GOAL
Reproduce all records exactly.

Rows from a figure dataset
— Start —
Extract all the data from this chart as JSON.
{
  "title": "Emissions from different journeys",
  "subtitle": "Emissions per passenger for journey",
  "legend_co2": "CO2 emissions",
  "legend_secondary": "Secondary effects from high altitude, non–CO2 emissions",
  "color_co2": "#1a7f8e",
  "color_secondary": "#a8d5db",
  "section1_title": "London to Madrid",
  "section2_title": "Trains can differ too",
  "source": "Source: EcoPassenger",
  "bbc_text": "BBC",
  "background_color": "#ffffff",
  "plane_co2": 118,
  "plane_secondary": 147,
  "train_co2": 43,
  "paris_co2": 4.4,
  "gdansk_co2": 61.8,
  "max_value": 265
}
— End —
EXERCISE RESPONSE
Extract all the data from this chart as JSON.
{
  "title": "Emissions from different journeys",
  "subtitle": "Emissions per passenger for journey",
  "legend_co2": "CO2 emissions",
  "legend_secondary": "Secondary effects from high altitude, non–CO2 emissions",
  "color_co2": "#1a7f8e",
  "color_secondary": "#a8d5db",
  "section1_title": "London to Madrid",
  "section2_title": "Trains can differ too",
  "source": "Source: EcoPassenger",
  "bbc_text": "BBC",
  "background_color": "#ffffff",
  "plane_co2": 118,
  "plane_secondary": 147,
  "train_co2": 43,
  "paris_co2": 4.4,
  "gdansk_co2": 61.8,
  "max_value": 265
}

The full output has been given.